## Data for the task
(begin)
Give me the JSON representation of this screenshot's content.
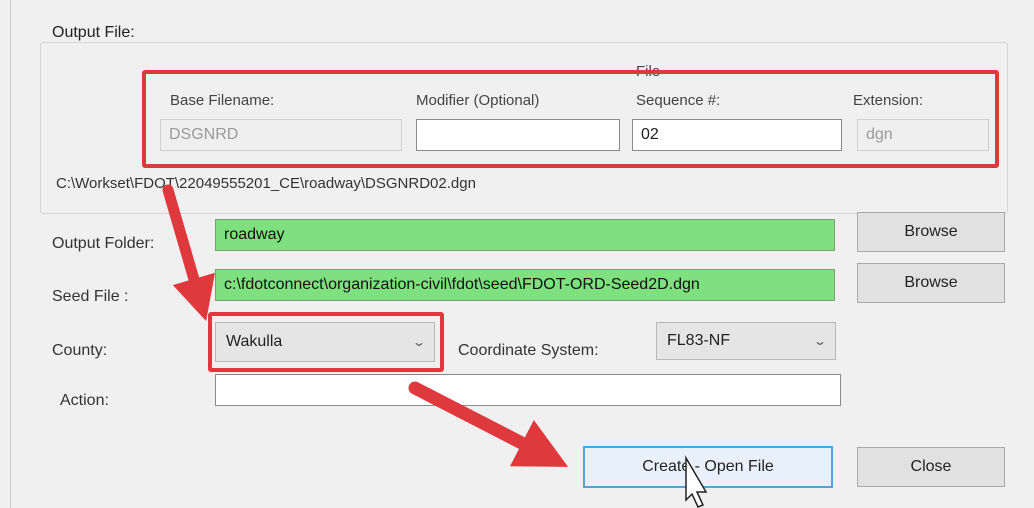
{
  "output_file": {
    "legend": "Output File:",
    "base_filename": {
      "label": "Base Filename:",
      "value": "DSGNRD"
    },
    "modifier": {
      "label": "Modifier (Optional)",
      "value": ""
    },
    "sequence": {
      "label_line1": "File",
      "label_line2": "Sequence #:",
      "value": "02"
    },
    "extension": {
      "label": "Extension:",
      "value": "dgn"
    },
    "full_path": "C:\\Workset\\FDOT\\22049555201_CE\\roadway\\DSGNRD02.dgn"
  },
  "output_folder": {
    "label": "Output Folder:",
    "value": "roadway",
    "browse_label": "Browse"
  },
  "seed_file": {
    "label": "Seed File :",
    "value": "c:\\fdotconnect\\organization-civil\\fdot\\seed\\FDOT-ORD-Seed2D.dgn",
    "browse_label": "Browse"
  },
  "county": {
    "label": "County:",
    "value": "Wakulla"
  },
  "coordinate_system": {
    "label": "Coordinate System:",
    "value": "FL83-NF"
  },
  "action": {
    "label": "Action:",
    "value": ""
  },
  "buttons": {
    "create_open": "Create - Open File",
    "close": "Close"
  },
  "colors": {
    "highlight_red": "#e0393d",
    "green_field": "#7ee07e",
    "primary_border": "#5aa0dc"
  }
}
(end)
## What you need to do
Quote the data above in full and without alteration; skip the pictures.

## Reply
Give me the JSON representation of this screenshot's content.
{
  "output_file": {
    "legend": "Output File:",
    "base_filename": {
      "label": "Base Filename:",
      "value": "DSGNRD"
    },
    "modifier": {
      "label": "Modifier (Optional)",
      "value": ""
    },
    "sequence": {
      "label_line1": "File",
      "label_line2": "Sequence #:",
      "value": "02"
    },
    "extension": {
      "label": "Extension:",
      "value": "dgn"
    },
    "full_path": "C:\\Workset\\FDOT\\22049555201_CE\\roadway\\DSGNRD02.dgn"
  },
  "output_folder": {
    "label": "Output Folder:",
    "value": "roadway",
    "browse_label": "Browse"
  },
  "seed_file": {
    "label": "Seed File :",
    "value": "c:\\fdotconnect\\organization-civil\\fdot\\seed\\FDOT-ORD-Seed2D.dgn",
    "browse_label": "Browse"
  },
  "county": {
    "label": "County:",
    "value": "Wakulla"
  },
  "coordinate_system": {
    "label": "Coordinate System:",
    "value": "FL83-NF"
  },
  "action": {
    "label": "Action:",
    "value": ""
  },
  "buttons": {
    "create_open": "Create - Open File",
    "close": "Close"
  },
  "colors": {
    "highlight_red": "#e0393d",
    "green_field": "#7ee07e",
    "primary_border": "#5aa0dc"
  }
}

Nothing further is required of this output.